• Record extracts:
:::::
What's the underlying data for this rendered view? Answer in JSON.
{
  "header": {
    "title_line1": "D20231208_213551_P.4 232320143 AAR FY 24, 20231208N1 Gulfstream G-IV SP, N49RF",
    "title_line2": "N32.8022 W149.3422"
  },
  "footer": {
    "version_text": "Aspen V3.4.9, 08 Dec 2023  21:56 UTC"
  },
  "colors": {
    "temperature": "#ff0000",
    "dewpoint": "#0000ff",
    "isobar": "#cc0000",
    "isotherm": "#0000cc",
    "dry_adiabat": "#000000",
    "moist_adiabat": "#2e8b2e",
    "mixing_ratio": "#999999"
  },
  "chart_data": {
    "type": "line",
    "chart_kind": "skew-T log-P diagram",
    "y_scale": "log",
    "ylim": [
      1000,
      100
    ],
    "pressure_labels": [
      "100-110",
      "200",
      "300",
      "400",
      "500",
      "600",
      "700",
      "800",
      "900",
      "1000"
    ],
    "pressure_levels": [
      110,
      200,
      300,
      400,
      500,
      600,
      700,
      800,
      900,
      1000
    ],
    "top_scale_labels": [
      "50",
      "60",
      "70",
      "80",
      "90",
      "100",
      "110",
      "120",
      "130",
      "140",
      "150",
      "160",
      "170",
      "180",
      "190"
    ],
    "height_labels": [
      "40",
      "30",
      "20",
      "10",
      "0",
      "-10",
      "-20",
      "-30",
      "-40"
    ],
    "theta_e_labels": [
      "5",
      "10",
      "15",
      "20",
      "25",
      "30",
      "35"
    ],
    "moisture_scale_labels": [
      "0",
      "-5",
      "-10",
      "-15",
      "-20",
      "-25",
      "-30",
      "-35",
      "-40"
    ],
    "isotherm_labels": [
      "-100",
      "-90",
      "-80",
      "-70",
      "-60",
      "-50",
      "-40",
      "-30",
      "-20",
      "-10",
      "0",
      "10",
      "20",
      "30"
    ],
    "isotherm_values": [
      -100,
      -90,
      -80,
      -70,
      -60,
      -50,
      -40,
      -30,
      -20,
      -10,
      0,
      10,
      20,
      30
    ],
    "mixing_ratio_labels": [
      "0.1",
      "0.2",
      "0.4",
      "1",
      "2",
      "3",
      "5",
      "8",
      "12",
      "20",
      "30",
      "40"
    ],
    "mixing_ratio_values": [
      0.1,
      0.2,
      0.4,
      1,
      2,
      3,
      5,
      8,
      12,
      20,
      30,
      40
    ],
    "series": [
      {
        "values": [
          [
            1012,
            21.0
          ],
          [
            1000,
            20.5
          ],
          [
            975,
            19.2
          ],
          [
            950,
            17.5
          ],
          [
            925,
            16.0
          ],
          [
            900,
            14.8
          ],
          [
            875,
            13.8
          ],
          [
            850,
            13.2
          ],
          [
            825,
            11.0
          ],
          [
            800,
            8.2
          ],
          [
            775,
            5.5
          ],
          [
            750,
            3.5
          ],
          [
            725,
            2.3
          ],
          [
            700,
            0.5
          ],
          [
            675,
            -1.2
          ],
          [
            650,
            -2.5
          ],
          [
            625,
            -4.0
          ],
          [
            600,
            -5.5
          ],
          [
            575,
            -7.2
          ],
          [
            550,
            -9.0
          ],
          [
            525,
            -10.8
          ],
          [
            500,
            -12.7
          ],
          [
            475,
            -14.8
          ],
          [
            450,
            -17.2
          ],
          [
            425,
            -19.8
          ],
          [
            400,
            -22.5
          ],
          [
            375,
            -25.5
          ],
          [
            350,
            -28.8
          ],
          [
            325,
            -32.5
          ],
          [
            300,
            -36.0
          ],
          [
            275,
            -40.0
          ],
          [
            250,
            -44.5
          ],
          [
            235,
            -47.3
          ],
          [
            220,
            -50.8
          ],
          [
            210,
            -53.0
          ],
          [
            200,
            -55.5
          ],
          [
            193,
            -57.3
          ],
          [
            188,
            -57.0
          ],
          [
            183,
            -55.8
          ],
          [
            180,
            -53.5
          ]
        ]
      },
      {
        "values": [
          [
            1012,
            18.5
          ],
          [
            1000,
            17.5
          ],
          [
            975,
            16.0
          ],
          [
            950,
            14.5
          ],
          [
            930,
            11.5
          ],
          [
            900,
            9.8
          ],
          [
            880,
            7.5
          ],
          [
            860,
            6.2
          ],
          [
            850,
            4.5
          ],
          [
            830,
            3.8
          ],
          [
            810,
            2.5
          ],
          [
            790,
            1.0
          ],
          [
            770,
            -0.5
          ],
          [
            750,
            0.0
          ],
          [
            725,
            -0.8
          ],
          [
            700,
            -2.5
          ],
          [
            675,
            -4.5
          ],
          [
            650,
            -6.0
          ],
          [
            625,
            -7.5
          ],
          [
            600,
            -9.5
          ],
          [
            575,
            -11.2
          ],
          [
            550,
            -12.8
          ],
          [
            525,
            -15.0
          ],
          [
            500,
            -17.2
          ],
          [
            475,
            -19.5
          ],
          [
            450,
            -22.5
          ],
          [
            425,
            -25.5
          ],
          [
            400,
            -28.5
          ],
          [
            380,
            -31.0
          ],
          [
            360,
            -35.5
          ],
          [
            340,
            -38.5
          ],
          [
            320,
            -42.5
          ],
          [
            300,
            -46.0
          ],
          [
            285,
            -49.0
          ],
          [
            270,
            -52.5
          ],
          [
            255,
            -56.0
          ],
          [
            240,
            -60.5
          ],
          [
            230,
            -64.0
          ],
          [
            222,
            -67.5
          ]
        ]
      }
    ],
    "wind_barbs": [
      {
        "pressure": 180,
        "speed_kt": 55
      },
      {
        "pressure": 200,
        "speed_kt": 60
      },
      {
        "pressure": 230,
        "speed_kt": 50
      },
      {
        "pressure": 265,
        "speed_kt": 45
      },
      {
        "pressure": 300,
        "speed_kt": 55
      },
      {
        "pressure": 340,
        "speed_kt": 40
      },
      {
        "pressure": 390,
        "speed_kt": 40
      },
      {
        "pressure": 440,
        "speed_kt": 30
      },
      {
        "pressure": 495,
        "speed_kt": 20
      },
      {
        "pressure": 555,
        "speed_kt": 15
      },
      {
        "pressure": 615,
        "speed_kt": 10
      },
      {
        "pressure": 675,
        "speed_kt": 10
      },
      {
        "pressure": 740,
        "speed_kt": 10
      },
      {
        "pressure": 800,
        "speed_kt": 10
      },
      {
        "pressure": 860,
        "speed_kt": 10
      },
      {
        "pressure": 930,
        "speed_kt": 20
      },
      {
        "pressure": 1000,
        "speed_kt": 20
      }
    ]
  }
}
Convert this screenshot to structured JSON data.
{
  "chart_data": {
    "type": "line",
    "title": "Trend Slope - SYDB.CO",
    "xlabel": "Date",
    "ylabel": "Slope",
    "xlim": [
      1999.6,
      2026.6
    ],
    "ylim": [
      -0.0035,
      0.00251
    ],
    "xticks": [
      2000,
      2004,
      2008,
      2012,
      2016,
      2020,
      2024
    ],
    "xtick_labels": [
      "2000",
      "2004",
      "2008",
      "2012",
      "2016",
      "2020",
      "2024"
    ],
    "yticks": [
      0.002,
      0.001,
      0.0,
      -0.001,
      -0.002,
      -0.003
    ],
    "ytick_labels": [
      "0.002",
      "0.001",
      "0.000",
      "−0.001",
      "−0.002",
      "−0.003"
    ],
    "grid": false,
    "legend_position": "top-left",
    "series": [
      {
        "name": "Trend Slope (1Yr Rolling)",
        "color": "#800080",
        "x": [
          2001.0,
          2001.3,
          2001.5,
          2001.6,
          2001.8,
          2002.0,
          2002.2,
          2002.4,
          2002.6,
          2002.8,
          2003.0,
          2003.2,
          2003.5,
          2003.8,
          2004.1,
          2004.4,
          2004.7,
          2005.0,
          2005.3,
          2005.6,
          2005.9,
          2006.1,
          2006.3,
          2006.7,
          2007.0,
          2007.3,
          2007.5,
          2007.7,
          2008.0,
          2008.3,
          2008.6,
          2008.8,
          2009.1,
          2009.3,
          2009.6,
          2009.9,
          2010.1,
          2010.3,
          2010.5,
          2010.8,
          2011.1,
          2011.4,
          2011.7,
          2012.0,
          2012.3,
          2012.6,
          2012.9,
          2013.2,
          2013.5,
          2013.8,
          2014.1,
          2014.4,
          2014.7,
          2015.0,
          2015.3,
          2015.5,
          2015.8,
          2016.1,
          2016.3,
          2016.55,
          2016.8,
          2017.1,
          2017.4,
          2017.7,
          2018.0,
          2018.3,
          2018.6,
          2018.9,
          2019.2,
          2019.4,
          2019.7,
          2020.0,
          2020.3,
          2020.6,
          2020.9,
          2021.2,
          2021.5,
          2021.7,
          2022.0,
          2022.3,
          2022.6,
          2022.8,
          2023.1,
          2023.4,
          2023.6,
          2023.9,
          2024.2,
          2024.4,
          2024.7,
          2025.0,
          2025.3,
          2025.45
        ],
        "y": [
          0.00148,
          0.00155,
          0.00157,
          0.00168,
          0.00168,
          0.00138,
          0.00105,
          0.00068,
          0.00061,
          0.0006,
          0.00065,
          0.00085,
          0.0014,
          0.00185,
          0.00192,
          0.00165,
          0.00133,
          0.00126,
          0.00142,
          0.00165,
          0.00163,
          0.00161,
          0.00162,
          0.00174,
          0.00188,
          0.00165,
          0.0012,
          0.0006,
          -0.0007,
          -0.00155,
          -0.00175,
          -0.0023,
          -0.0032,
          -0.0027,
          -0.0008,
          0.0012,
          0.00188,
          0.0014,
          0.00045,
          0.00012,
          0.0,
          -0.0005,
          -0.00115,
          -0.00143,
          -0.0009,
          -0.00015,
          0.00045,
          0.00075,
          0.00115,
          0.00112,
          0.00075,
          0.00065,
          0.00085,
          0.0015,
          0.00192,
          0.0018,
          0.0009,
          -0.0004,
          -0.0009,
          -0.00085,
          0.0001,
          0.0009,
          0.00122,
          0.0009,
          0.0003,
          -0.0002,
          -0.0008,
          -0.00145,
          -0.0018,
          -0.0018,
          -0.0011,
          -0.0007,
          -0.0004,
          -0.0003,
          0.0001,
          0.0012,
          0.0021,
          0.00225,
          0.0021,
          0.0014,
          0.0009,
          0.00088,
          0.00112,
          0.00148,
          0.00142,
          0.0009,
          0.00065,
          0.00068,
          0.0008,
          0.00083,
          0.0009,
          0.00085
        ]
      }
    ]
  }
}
:::::
• What to do: Check each line of the entries for the string "JSON". Copy the lines that have it.

• Response to this exercise:
What's the underlying data for this rendered view? Answer in JSON.
Convert this screenshot to structured JSON data.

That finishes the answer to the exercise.